## Short problem
Looking at the listing, state how many of its lines contain the string "JSON". Write only the number.

## Supplied data

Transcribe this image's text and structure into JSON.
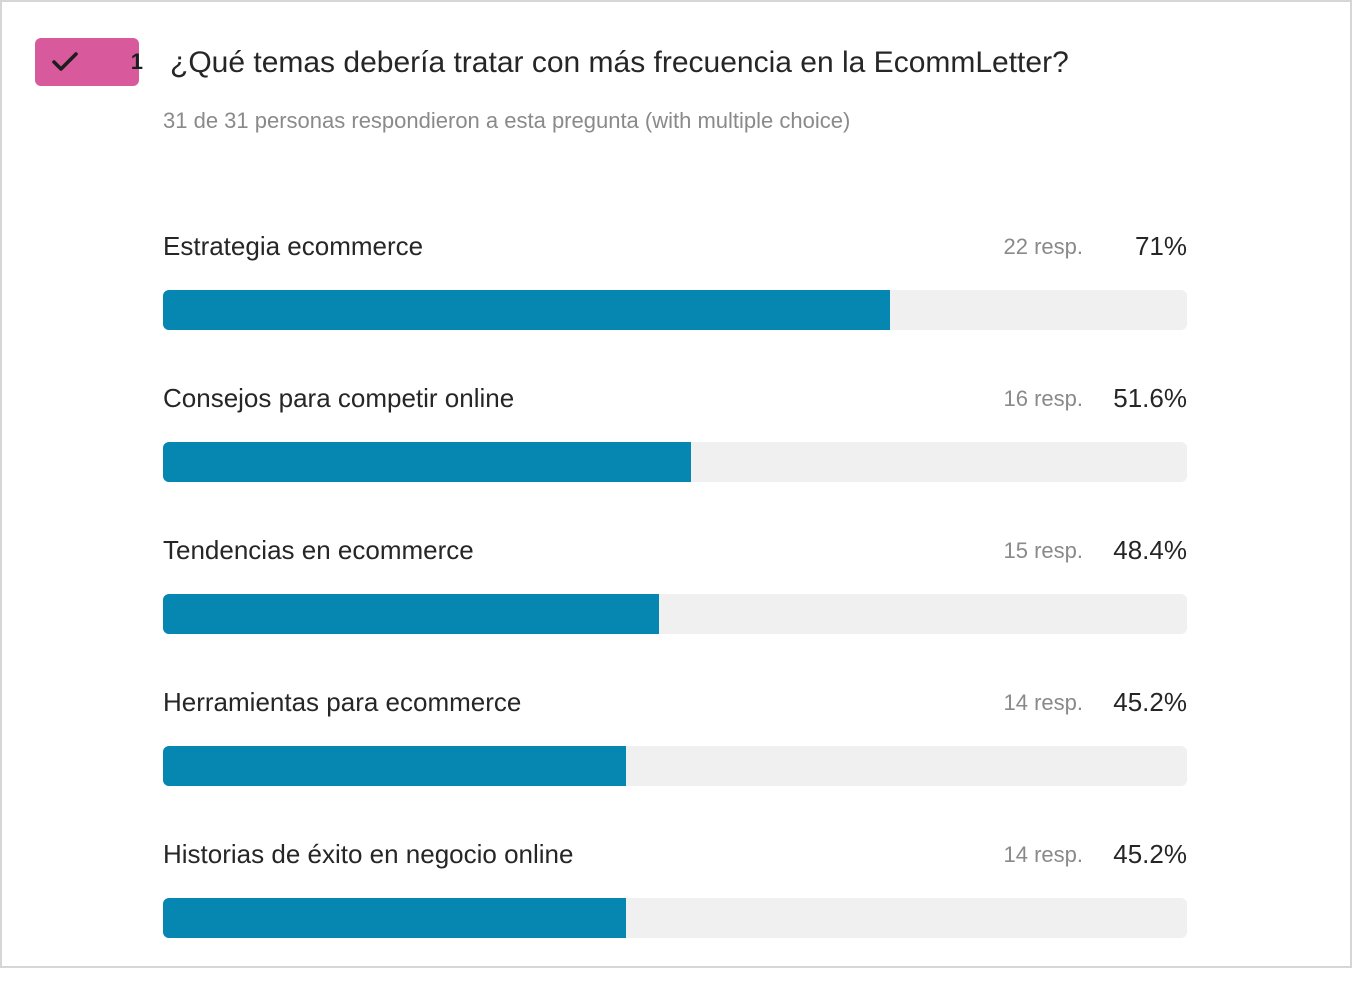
{
  "question": {
    "number": "1",
    "title": "¿Qué temas debería tratar con más frecuencia en la EcommLetter?",
    "subtitle": "31 de 31 personas respondieron a esta pregunta (with multiple choice)",
    "badge_icon": "checkmark-icon",
    "badge_color": "#d85a9c"
  },
  "colors": {
    "bar_fill": "#0587b2",
    "bar_track": "#f0f0f0"
  },
  "answers": [
    {
      "label": "Estrategia ecommerce",
      "count": "22 resp.",
      "percent_text": "71%",
      "percent": 71.0
    },
    {
      "label": "Consejos para competir online",
      "count": "16 resp.",
      "percent_text": "51.6%",
      "percent": 51.6
    },
    {
      "label": "Tendencias en ecommerce",
      "count": "15 resp.",
      "percent_text": "48.4%",
      "percent": 48.4
    },
    {
      "label": "Herramientas para ecommerce",
      "count": "14 resp.",
      "percent_text": "45.2%",
      "percent": 45.2
    },
    {
      "label": "Historias de éxito en negocio online",
      "count": "14 resp.",
      "percent_text": "45.2%",
      "percent": 45.2
    }
  ]
}
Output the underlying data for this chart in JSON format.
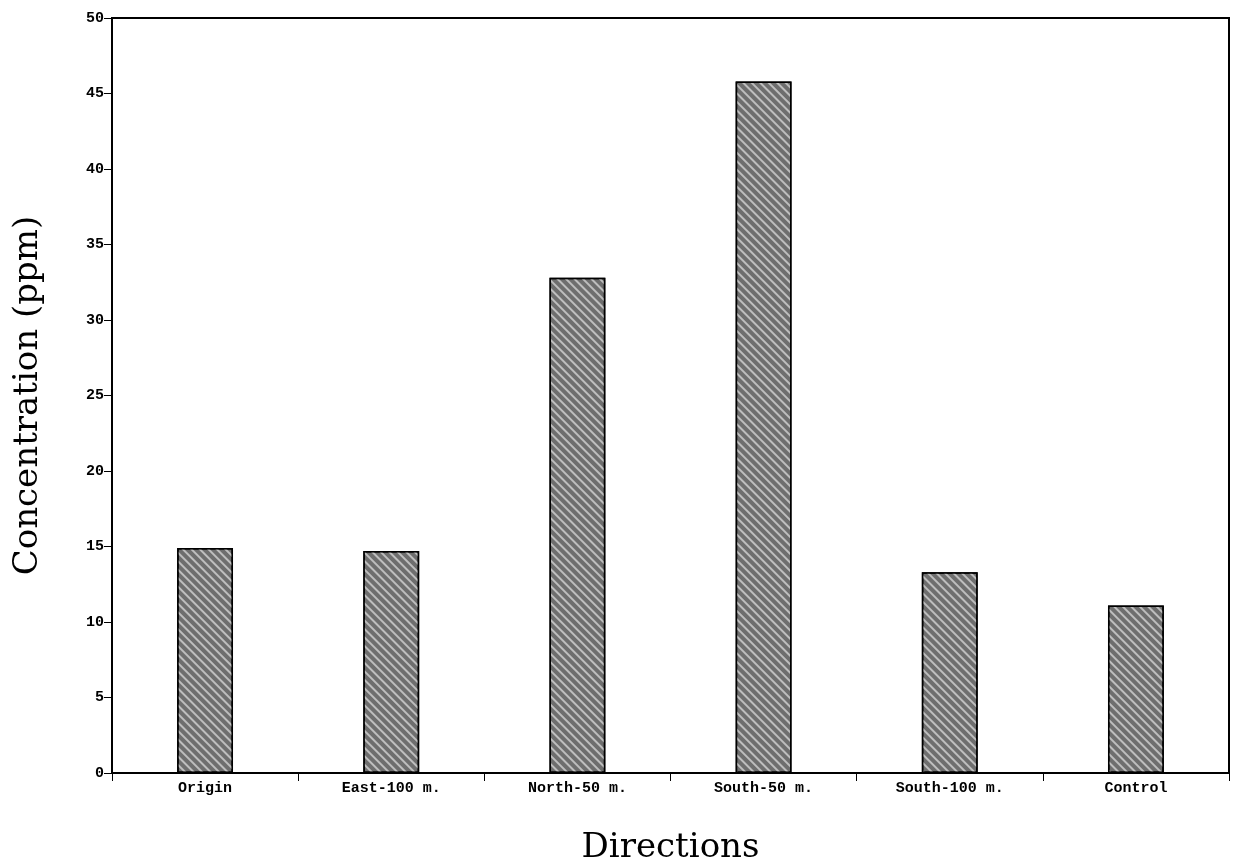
{
  "chart_data": {
    "type": "bar",
    "xlabel": "Directions",
    "ylabel": "Concentration (ppm)",
    "categories": [
      "Origin",
      "East-100 m.",
      "North-50 m.",
      "South-50 m.",
      "South-100 m.",
      "Control"
    ],
    "values": [
      14.9,
      14.7,
      32.8,
      45.8,
      13.3,
      11.1
    ],
    "color": "#6e6e6e",
    "ylim": [
      0,
      50
    ],
    "yticks": [
      0,
      5,
      10,
      15,
      20,
      25,
      30,
      35,
      40,
      45,
      50
    ],
    "grid": false
  }
}
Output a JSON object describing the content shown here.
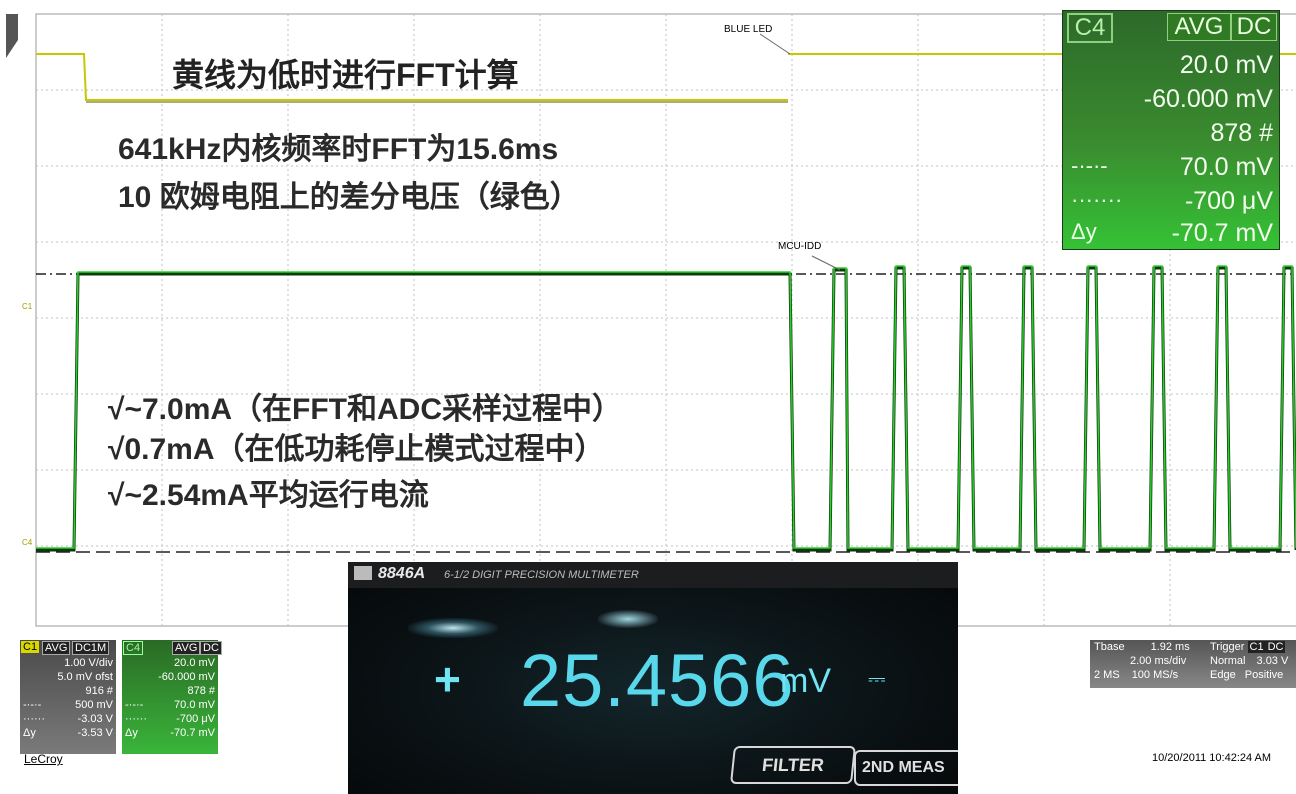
{
  "overlay": {
    "title": "黄线为低时进行FFT计算",
    "line1": "641kHz内核频率时FFT为15.6ms",
    "line2": "10 欧姆电阻上的差分电压（绿色）",
    "bullet1": "√~7.0mA（在FFT和ADC采样过程中）",
    "bullet2": "√0.7mA（在低功耗停止模式过程中）",
    "bullet3": "√~2.54mA平均运行电流"
  },
  "labels": {
    "blue_led": "BLUE LED",
    "mcu_idd": "MCU-IDD",
    "c1_marker": "C1",
    "c4_marker": "C4"
  },
  "measure_panel": {
    "channel": "C4",
    "avg": "AVG",
    "dc": "DC",
    "rows": [
      {
        "key": "",
        "value": "20.0 mV"
      },
      {
        "key": "",
        "value": "-60.000 mV"
      },
      {
        "key": "",
        "value": "878 #"
      },
      {
        "key": "-·-·-",
        "value": "70.0 mV"
      },
      {
        "key": "·······",
        "value": "-700 μV"
      },
      {
        "key": "Δy",
        "value": "-70.7 mV"
      }
    ]
  },
  "c1_panel": {
    "channel": "C1",
    "avg": "AVG",
    "coupling": "DC1M",
    "rows": [
      {
        "key": "",
        "value": "1.00 V/div"
      },
      {
        "key": "",
        "value": "5.0 mV ofst"
      },
      {
        "key": "",
        "value": "916 #"
      },
      {
        "key": "-·-·-",
        "value": "500 mV"
      },
      {
        "key": "······",
        "value": "-3.03 V"
      },
      {
        "key": "Δy",
        "value": "-3.53 V"
      }
    ]
  },
  "c4_panel": {
    "channel": "C4",
    "avg": "AVG",
    "coupling": "DC",
    "rows": [
      {
        "key": "",
        "value": "20.0 mV"
      },
      {
        "key": "",
        "value": "-60.000 mV"
      },
      {
        "key": "",
        "value": "878 #"
      },
      {
        "key": "-·-·-",
        "value": "70.0 mV"
      },
      {
        "key": "······",
        "value": "-700 μV"
      },
      {
        "key": "Δy",
        "value": "-70.7 mV"
      }
    ]
  },
  "brand": "LeCroy",
  "multimeter": {
    "model": "8846A",
    "description": "6-1/2 DIGIT PRECISION MULTIMETER",
    "sign": "+",
    "value": "25.4566",
    "unit": "mV",
    "dc_symbol": "⎓",
    "filter_button": "FILTER",
    "second_button": "2ND MEAS"
  },
  "timebase": {
    "label": "Tbase",
    "delay": "1.92 ms",
    "div": "2.00 ms/div",
    "samples": "2 MS",
    "rate": "100 MS/s"
  },
  "trigger": {
    "label": "Trigger",
    "ch": "C1",
    "coupling": "DC",
    "mode": "Normal",
    "level": "3.03 V",
    "type": "Edge",
    "slope": "Positive"
  },
  "timestamp": "10/20/2011 10:42:24 AM",
  "colors": {
    "yellow_trace": "#c8c800",
    "green_trace": "#1a8a1a",
    "dark_trace": "#0d3a0d",
    "grid": "#b8b8b8",
    "lcd_cyan": "#59d8ec"
  }
}
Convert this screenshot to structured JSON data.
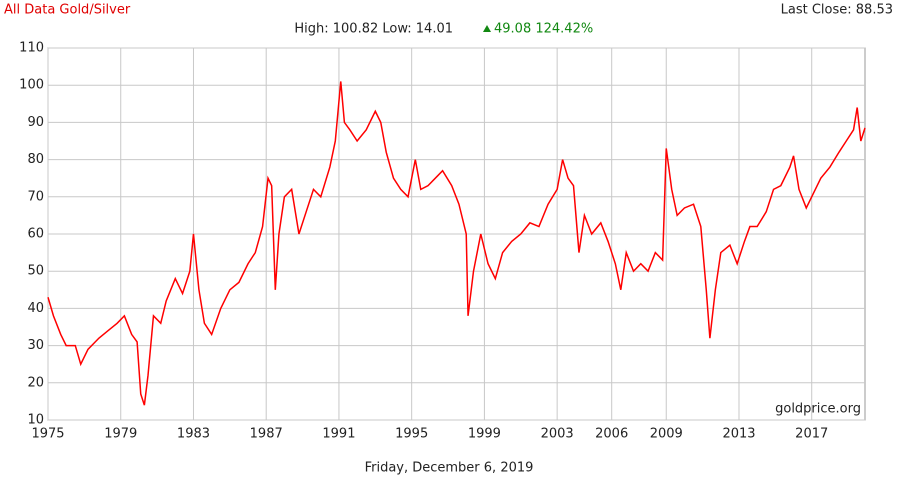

## Answer to the problem
4